** Start of Given information **

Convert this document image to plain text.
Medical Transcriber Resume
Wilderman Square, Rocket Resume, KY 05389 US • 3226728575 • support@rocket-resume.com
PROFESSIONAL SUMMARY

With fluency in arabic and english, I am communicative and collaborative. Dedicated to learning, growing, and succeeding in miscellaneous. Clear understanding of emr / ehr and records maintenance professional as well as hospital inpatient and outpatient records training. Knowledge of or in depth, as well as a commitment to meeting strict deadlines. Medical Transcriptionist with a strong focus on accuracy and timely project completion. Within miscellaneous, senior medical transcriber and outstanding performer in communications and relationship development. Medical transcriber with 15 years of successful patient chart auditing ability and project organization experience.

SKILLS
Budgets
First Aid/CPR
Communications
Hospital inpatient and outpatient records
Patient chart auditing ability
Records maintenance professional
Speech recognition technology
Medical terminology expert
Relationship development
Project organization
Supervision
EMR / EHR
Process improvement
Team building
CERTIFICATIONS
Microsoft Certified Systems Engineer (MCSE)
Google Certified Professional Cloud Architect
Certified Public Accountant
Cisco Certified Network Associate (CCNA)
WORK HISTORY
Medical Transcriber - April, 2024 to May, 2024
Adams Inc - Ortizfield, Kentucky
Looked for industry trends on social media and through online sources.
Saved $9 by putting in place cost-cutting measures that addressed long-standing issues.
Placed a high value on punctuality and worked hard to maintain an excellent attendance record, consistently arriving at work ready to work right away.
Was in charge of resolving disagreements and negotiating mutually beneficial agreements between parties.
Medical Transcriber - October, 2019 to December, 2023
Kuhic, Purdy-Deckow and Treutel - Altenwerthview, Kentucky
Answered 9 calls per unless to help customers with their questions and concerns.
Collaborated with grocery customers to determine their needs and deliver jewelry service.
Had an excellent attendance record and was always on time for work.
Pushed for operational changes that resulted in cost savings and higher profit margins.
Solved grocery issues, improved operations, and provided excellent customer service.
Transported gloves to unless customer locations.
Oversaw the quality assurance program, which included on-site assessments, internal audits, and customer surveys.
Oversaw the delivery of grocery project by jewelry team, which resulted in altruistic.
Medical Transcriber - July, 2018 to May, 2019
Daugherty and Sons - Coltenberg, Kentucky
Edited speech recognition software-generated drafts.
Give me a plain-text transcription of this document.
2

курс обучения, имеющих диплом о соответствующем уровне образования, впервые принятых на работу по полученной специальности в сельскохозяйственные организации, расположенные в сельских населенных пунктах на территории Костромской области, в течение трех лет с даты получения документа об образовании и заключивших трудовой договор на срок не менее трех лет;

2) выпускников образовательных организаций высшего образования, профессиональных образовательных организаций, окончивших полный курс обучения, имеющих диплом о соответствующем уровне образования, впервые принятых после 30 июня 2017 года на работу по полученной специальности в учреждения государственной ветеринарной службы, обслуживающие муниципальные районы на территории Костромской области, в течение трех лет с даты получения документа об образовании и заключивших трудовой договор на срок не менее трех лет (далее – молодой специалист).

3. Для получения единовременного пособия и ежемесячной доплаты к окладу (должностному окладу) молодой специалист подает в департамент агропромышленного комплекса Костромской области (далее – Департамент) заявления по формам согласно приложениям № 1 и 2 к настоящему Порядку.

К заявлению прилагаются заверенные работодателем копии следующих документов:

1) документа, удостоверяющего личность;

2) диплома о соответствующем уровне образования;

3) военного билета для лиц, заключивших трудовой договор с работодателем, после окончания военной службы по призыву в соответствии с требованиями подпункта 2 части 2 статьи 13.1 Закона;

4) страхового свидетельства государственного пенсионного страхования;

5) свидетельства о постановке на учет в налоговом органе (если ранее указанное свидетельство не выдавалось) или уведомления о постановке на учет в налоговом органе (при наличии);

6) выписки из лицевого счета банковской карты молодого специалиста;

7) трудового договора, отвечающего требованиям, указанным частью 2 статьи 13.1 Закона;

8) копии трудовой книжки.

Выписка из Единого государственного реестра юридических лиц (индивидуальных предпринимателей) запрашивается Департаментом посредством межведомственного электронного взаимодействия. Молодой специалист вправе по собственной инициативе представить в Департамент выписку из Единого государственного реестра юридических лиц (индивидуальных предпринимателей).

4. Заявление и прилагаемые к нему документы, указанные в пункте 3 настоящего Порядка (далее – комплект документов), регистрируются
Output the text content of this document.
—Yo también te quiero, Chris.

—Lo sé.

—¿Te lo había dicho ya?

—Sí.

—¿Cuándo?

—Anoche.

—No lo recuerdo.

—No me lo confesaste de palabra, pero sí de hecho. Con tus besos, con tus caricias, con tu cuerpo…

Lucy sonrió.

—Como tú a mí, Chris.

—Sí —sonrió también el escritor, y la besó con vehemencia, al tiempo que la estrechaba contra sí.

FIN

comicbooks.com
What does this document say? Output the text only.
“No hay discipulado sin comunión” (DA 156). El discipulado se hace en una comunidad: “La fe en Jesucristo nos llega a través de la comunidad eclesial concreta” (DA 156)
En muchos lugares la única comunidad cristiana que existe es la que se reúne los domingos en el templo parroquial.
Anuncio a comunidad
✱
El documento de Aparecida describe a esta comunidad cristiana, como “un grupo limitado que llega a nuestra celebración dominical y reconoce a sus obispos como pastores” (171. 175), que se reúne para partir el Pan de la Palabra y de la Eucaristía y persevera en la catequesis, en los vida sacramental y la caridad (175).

** End of Given information **

# Challenge
Copy each line that holds the word "документов".

# Reply to the exercise
К заявлению прилагаются заверенные работодателем копии следующих документов:
4. Заявление и прилагаемые к нему документы, указанные в пункте 3 настоящего Порядка (далее – комплект документов), регистрируются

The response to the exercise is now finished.